**The exercise**
From the entries below, extract every line that includes the word "with".

--------------------

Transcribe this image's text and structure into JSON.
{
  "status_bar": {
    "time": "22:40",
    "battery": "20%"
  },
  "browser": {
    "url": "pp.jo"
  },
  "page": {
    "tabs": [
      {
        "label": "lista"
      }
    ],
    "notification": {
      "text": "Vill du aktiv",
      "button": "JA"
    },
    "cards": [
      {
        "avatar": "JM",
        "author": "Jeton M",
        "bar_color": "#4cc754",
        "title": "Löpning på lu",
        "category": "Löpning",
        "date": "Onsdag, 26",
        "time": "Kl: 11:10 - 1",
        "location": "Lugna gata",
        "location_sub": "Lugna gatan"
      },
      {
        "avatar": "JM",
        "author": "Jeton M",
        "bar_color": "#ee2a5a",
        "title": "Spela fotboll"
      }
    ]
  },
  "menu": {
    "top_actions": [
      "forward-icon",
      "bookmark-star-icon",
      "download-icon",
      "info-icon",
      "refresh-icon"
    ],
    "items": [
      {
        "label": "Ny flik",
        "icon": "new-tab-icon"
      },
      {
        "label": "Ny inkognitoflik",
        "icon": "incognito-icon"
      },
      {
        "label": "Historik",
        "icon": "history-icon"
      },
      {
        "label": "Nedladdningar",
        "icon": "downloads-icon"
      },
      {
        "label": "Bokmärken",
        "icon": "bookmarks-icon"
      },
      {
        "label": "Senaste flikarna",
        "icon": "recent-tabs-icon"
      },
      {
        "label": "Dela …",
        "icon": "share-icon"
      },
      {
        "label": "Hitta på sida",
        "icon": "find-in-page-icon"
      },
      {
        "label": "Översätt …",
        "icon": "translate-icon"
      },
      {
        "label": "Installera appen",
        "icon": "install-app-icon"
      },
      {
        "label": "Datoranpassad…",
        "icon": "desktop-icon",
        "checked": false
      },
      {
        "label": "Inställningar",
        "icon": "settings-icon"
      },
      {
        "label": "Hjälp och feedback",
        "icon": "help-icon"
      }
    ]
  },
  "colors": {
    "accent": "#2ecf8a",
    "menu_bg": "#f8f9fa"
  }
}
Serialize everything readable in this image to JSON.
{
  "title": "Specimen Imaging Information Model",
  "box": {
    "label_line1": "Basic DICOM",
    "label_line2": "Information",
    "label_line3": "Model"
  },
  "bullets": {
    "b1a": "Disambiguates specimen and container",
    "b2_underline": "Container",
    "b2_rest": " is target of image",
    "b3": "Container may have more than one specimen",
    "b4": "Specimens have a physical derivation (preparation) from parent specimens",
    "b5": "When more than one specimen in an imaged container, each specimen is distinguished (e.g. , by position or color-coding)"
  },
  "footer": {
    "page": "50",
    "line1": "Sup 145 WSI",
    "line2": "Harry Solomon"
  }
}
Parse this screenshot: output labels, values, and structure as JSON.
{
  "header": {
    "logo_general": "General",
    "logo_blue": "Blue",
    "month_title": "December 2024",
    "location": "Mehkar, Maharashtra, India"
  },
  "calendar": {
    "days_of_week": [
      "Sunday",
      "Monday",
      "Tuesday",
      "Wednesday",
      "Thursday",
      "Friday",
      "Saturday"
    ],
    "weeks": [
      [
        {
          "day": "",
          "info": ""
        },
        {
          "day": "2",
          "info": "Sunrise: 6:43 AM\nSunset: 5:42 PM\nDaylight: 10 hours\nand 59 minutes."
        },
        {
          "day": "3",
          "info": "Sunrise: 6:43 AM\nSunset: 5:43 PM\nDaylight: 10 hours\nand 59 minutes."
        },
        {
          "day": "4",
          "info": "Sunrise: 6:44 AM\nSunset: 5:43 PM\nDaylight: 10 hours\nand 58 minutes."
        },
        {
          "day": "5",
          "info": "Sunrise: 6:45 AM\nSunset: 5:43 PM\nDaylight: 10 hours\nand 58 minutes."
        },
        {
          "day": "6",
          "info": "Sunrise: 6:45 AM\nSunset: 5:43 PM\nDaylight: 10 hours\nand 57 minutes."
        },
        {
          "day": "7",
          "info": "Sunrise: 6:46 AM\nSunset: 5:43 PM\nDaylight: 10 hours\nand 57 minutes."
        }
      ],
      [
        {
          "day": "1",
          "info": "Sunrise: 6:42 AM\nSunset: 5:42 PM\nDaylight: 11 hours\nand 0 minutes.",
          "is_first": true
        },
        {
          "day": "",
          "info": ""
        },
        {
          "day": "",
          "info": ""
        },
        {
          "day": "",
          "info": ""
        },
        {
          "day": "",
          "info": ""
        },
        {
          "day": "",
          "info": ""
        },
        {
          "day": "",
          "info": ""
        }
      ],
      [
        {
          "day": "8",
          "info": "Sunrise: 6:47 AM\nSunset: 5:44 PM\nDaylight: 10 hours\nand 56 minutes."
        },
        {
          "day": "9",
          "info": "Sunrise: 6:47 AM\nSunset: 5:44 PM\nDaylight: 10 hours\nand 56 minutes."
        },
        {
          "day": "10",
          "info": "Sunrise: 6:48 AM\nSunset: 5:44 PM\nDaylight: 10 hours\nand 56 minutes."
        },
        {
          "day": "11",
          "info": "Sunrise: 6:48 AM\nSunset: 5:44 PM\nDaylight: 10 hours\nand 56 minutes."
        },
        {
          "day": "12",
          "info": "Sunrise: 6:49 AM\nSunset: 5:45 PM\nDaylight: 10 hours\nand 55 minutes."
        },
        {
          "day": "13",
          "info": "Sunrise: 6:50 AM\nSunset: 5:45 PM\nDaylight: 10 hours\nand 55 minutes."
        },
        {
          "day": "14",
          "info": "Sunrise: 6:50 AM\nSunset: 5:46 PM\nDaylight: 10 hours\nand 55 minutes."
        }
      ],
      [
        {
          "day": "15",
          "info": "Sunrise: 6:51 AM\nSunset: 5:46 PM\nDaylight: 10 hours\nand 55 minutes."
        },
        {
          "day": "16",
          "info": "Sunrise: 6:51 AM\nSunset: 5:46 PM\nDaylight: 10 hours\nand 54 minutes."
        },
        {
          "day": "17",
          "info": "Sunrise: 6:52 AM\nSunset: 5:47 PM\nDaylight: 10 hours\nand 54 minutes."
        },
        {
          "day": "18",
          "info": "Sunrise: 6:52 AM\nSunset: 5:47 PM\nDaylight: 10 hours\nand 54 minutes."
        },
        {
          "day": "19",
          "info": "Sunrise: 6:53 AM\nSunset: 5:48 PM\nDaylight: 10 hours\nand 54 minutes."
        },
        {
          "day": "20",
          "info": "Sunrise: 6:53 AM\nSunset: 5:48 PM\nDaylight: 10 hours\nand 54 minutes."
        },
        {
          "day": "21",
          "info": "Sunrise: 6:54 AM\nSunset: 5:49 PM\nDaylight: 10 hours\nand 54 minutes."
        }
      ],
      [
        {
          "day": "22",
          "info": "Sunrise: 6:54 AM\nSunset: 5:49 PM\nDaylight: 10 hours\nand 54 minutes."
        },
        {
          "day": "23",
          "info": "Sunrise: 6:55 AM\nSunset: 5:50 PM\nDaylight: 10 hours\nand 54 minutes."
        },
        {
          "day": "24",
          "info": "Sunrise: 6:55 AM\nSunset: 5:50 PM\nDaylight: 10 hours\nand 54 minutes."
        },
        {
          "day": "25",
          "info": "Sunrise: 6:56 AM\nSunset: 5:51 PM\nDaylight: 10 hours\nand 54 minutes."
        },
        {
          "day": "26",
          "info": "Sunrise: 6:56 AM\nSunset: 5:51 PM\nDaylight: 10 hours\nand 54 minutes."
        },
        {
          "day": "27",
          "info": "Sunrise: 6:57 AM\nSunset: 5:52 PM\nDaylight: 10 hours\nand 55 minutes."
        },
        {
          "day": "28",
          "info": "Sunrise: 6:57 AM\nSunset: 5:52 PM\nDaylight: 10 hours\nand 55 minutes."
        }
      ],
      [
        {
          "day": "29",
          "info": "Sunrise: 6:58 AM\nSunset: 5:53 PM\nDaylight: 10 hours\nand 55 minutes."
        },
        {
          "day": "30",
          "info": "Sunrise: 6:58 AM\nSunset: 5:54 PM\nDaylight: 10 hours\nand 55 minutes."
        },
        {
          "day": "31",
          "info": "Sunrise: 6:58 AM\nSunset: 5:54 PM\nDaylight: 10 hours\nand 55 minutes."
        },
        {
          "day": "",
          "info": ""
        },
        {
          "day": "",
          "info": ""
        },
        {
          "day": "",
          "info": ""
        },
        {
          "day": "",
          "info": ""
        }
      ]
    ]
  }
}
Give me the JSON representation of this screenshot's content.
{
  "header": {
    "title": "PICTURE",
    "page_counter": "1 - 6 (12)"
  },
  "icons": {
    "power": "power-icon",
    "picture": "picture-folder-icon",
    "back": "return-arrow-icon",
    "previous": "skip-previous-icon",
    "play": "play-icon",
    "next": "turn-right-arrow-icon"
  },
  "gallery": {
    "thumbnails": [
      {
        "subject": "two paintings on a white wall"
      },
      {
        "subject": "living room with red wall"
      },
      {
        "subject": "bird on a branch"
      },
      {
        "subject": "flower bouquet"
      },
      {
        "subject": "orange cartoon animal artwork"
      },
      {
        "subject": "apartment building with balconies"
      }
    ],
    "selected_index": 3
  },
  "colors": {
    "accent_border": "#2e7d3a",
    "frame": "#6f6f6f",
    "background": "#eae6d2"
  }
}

--------------------

**Complete answer**
        "subject": "living room with red wall"
        "subject": "apartment building with balconies"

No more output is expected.